WHAT NEEDS TO BE DONE:
Find how many lines hold the word "degree". Give only the number.

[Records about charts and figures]

#####

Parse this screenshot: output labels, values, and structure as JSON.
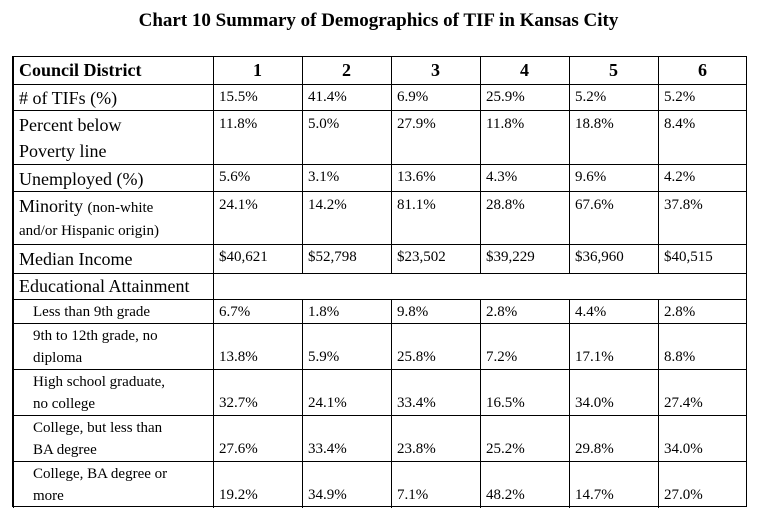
{
  "title": "Chart 10 Summary of Demographics of TIF in Kansas City",
  "header": {
    "label": "Council District",
    "districts": [
      "1",
      "2",
      "3",
      "4",
      "5",
      "6"
    ]
  },
  "rows": [
    {
      "label": "# of TIFs (%)",
      "values": [
        "15.5%",
        "41.4%",
        "6.9%",
        "25.9%",
        "5.2%",
        "5.2%"
      ]
    },
    {
      "label_line1": "Percent below",
      "label_line2": "Poverty line",
      "values": [
        "11.8%",
        "5.0%",
        "27.9%",
        "11.8%",
        "18.8%",
        "8.4%"
      ]
    },
    {
      "label": "Unemployed (%)",
      "values": [
        "5.6%",
        "3.1%",
        "13.6%",
        "4.3%",
        "9.6%",
        "4.2%"
      ]
    },
    {
      "label_main": "Minority",
      "label_note1": "(non-white",
      "label_note2": "and/or Hispanic origin)",
      "values": [
        "24.1%",
        "14.2%",
        "81.1%",
        "28.8%",
        "67.6%",
        "37.8%"
      ]
    },
    {
      "label": "Median Income",
      "values": [
        "$40,621",
        "$52,798",
        "$23,502",
        "$39,229",
        "$36,960",
        "$40,515"
      ]
    }
  ],
  "education": {
    "label": "Educational Attainment",
    "rows": [
      {
        "label_line1": "Less than 9th grade",
        "label_line2": "",
        "values": [
          "6.7%",
          "1.8%",
          "9.8%",
          "2.8%",
          "4.4%",
          "2.8%"
        ]
      },
      {
        "label_line1": "9th to 12th grade, no",
        "label_line2": "diploma",
        "values": [
          "13.8%",
          "5.9%",
          "25.8%",
          "7.2%",
          "17.1%",
          "8.8%"
        ]
      },
      {
        "label_line1": "High school graduate,",
        "label_line2": "no college",
        "values": [
          "32.7%",
          "24.1%",
          "33.4%",
          "16.5%",
          "34.0%",
          "27.4%"
        ]
      },
      {
        "label_line1": "College, but less than",
        "label_line2": "BA degree",
        "values": [
          "27.6%",
          "33.4%",
          "23.8%",
          "25.2%",
          "29.8%",
          "34.0%"
        ]
      },
      {
        "label_line1": "College, BA degree or",
        "label_line2": "more",
        "values": [
          "19.2%",
          "34.9%",
          "7.1%",
          "48.2%",
          "14.7%",
          "27.0%"
        ]
      }
    ]
  }
}
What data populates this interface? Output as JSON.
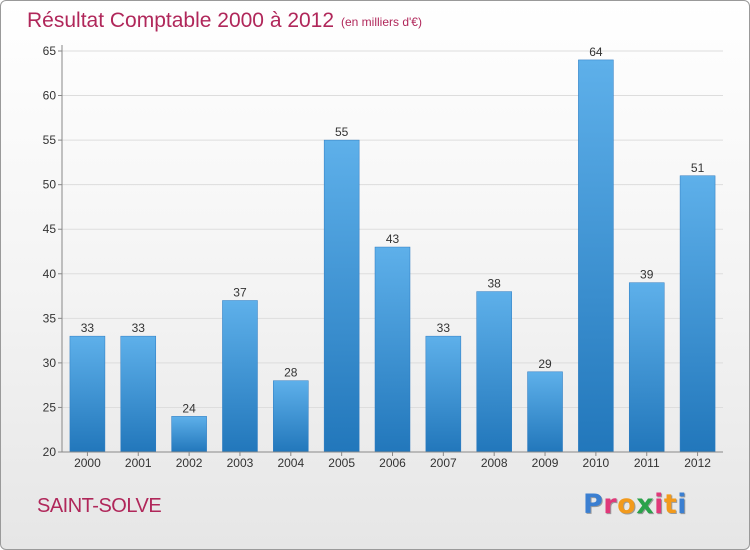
{
  "chart_data": {
    "type": "bar",
    "title": "Résultat Comptable 2000 à 2012",
    "subtitle": "(en milliers d'€)",
    "categories": [
      "2000",
      "2001",
      "2002",
      "2003",
      "2004",
      "2005",
      "2006",
      "2007",
      "2008",
      "2009",
      "2010",
      "2011",
      "2012"
    ],
    "values": [
      33,
      33,
      24,
      37,
      28,
      55,
      43,
      33,
      38,
      29,
      64,
      39,
      51
    ],
    "ylim": [
      20,
      65
    ],
    "yticks": [
      20,
      25,
      30,
      35,
      40,
      45,
      50,
      55,
      60,
      65
    ],
    "xlabel": "",
    "ylabel": "",
    "grid": true,
    "bar_color": "#3a8fd6"
  },
  "footer": {
    "place": "SAINT-SOLVE",
    "logo_letters": [
      "P",
      "r",
      "o",
      "x",
      "i",
      "t",
      "i"
    ],
    "logo_colors": [
      "#3b7fd1",
      "#e0397a",
      "#f29a1c",
      "#2aa24a",
      "#e0397a",
      "#f29a1c",
      "#3b7fd1"
    ]
  }
}
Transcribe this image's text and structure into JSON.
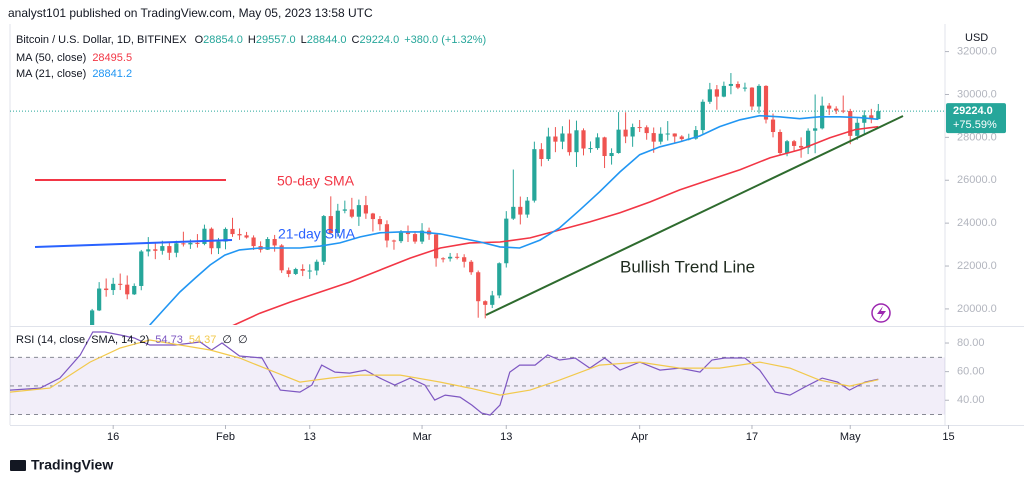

#####

THE OUTPUT:
2